▶ **ASSIGNMENT**
The lines to return are those below that contain the word "ffffff".
### MATERIAL SUPPLIED ###
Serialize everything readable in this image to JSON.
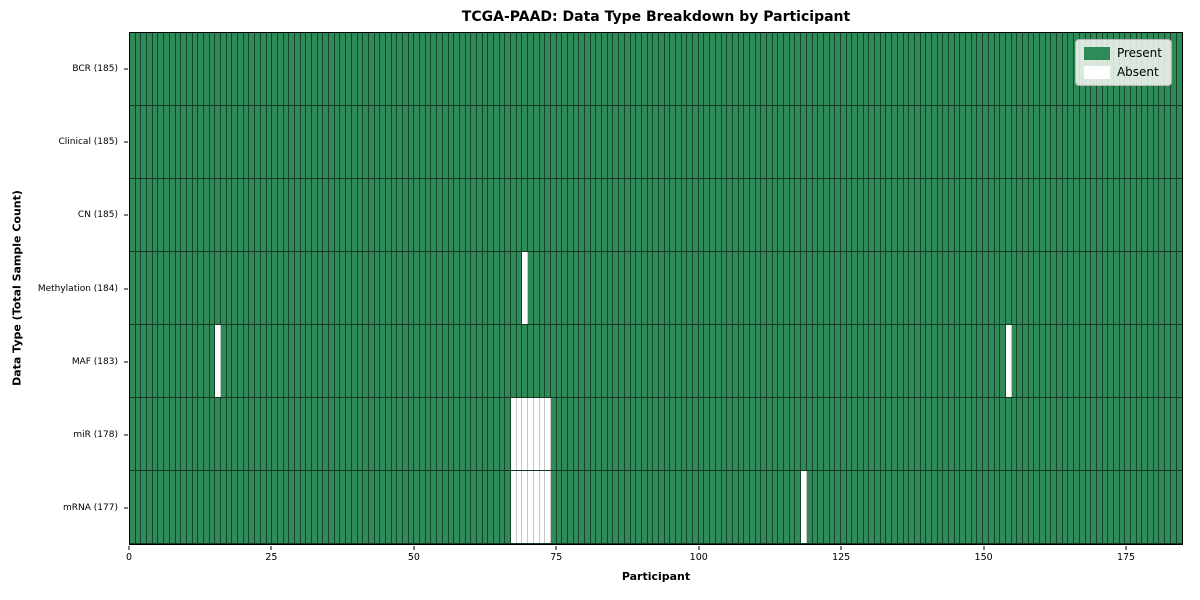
{
  "chart_data": {
    "type": "heatmap",
    "title": "TCGA-PAAD: Data Type Breakdown by Participant",
    "xlabel": "Participant",
    "ylabel": "Data Type (Total Sample Count)",
    "n_participants": 185,
    "x_range": [
      0,
      185
    ],
    "xticks": [
      0,
      25,
      50,
      75,
      100,
      125,
      150,
      175
    ],
    "grid": true,
    "legend_position": "upper right",
    "rows": [
      {
        "label": "BCR (185)",
        "data_type": "BCR",
        "present_count": 185,
        "absent_participants": []
      },
      {
        "label": "Clinical (185)",
        "data_type": "Clinical",
        "present_count": 185,
        "absent_participants": []
      },
      {
        "label": "CN (185)",
        "data_type": "CN",
        "present_count": 185,
        "absent_participants": []
      },
      {
        "label": "Methylation (184)",
        "data_type": "Methylation",
        "present_count": 184,
        "absent_participants": [
          69
        ]
      },
      {
        "label": "MAF (183)",
        "data_type": "MAF",
        "present_count": 183,
        "absent_participants": [
          15,
          154
        ]
      },
      {
        "label": "miR (178)",
        "data_type": "miR",
        "present_count": 178,
        "absent_participants": [
          67,
          68,
          69,
          70,
          71,
          72,
          73
        ]
      },
      {
        "label": "mRNA (177)",
        "data_type": "mRNA",
        "present_count": 177,
        "absent_participants": [
          67,
          68,
          69,
          70,
          71,
          72,
          73,
          118
        ]
      }
    ],
    "legend": [
      {
        "label": "Present",
        "color": "#2e8b57"
      },
      {
        "label": "Absent",
        "color": "#ffffff"
      }
    ],
    "colors": {
      "present": "#2e8b57",
      "absent": "#ffffff",
      "cell_edge": "rgba(0,0,0,0.5)",
      "spine": "#000000",
      "background": "#ffffff"
    }
  }
}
###
▶ **ANSWER SECTION**
        "color": "#ffffff"
      "absent": "#ffffff",
      "background": "#ffffff"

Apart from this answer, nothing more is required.